Your task
State the number of lines that include the string "西湖春色归", and write nothing else.

Available data
— start —

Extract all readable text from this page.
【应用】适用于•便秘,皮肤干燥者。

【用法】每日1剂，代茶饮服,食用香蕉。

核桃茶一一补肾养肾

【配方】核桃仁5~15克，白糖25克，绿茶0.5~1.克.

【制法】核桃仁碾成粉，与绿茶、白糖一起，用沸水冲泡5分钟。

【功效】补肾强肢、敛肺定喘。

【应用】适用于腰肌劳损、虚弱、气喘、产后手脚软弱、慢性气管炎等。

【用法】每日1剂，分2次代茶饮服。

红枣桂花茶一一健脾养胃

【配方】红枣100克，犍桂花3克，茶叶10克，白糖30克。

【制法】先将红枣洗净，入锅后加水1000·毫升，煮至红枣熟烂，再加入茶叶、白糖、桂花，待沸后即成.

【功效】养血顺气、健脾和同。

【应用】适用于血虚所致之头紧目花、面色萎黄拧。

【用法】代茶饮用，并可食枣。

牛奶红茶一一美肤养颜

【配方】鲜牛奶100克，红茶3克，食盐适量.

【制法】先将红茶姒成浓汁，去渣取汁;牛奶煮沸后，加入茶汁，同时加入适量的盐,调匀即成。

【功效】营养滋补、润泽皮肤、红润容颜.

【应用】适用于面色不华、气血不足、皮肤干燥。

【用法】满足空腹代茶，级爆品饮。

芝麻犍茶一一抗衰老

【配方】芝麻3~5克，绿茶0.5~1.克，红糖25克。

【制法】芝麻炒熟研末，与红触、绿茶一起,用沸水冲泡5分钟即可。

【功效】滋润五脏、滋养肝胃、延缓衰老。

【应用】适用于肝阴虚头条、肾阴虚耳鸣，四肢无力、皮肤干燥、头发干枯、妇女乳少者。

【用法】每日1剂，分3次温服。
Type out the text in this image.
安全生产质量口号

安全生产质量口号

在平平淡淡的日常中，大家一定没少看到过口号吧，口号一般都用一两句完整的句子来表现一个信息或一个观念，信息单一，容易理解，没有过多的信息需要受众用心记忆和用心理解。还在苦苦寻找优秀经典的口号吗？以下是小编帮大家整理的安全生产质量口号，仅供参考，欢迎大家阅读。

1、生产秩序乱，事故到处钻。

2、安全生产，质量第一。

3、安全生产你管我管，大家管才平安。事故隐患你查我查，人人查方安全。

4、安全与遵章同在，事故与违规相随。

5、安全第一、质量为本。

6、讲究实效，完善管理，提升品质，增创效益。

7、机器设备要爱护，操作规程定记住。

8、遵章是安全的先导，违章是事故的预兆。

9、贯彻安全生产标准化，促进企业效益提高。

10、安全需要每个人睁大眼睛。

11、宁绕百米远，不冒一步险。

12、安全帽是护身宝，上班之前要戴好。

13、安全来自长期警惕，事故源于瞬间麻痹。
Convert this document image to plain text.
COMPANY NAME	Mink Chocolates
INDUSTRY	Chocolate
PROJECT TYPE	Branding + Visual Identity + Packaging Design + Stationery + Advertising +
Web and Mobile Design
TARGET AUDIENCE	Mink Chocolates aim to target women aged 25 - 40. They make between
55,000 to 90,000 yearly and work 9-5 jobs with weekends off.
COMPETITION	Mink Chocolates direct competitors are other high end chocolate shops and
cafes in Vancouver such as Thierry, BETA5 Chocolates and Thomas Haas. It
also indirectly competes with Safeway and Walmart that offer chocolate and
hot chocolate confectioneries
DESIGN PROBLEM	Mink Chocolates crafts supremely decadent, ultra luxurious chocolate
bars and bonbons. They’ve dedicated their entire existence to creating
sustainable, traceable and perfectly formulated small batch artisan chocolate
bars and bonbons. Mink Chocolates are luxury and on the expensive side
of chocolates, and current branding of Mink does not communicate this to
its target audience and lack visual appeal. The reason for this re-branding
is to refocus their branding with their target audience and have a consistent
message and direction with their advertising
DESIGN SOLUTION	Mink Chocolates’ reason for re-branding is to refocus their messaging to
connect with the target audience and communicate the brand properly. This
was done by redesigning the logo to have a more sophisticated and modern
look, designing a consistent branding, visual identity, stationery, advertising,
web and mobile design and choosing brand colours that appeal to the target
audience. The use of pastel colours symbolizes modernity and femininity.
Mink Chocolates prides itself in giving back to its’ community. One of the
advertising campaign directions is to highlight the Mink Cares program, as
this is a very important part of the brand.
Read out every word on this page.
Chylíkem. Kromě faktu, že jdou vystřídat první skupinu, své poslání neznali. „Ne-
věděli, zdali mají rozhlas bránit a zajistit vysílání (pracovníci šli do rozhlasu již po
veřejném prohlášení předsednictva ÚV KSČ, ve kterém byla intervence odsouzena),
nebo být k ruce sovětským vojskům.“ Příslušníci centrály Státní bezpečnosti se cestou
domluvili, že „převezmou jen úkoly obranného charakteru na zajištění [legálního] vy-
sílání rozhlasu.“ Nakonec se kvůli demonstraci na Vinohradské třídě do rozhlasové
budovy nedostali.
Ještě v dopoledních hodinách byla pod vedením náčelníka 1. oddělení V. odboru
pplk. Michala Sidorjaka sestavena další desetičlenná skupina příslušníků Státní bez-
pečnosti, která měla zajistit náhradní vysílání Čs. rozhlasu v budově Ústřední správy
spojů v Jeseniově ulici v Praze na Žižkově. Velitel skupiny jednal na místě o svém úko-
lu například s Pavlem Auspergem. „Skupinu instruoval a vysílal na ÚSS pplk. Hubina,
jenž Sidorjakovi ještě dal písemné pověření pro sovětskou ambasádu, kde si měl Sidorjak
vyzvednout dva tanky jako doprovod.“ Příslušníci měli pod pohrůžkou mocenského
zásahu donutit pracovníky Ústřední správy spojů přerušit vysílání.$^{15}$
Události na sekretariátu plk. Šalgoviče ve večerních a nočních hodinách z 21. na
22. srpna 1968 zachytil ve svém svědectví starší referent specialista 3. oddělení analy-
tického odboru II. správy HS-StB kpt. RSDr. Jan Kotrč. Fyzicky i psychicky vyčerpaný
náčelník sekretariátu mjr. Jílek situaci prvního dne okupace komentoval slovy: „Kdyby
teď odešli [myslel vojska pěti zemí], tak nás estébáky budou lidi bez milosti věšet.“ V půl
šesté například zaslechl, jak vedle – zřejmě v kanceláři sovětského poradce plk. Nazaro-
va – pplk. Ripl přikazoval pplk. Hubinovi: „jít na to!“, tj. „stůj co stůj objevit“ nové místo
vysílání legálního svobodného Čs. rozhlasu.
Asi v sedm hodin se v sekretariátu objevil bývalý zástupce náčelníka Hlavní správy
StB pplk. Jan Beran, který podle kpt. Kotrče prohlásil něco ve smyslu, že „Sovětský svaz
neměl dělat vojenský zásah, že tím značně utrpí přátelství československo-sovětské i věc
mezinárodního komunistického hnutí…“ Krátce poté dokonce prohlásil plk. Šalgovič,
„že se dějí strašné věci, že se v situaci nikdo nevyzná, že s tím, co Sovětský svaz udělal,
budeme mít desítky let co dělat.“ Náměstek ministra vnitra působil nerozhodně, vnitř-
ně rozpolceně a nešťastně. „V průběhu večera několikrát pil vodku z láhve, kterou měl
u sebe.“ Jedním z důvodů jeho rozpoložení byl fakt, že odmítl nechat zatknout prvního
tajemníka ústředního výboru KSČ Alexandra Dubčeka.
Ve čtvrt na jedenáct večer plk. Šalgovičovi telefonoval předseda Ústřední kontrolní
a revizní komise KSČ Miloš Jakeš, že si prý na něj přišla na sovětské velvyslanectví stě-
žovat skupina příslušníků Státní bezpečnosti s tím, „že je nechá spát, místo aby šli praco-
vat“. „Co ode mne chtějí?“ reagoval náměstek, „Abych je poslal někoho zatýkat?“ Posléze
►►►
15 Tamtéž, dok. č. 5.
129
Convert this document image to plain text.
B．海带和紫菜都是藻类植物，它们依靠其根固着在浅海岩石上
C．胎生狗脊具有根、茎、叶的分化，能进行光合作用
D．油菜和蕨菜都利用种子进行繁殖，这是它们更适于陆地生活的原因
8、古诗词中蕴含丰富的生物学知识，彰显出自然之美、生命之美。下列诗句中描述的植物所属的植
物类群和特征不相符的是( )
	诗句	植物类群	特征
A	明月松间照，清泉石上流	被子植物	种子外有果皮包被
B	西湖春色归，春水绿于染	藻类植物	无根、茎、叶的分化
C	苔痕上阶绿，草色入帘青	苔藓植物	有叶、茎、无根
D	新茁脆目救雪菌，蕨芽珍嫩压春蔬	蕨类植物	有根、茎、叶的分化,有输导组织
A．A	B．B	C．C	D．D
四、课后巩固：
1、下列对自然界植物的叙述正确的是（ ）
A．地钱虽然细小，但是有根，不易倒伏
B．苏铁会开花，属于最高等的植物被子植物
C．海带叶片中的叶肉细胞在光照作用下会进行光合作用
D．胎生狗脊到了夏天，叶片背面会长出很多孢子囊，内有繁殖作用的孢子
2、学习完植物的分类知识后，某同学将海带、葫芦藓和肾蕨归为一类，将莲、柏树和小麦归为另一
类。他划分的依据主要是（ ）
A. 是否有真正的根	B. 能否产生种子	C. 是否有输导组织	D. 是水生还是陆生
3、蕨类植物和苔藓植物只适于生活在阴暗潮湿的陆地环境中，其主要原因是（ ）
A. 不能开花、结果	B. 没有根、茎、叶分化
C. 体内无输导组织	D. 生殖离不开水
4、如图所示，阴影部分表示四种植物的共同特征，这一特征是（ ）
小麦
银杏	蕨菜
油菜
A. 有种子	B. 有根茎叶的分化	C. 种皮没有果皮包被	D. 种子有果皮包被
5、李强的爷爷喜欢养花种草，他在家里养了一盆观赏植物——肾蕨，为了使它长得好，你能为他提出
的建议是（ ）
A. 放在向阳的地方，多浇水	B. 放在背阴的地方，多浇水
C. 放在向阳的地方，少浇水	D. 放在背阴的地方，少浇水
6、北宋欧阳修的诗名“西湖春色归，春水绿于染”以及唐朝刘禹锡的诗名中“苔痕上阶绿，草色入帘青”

— end —

Final result
2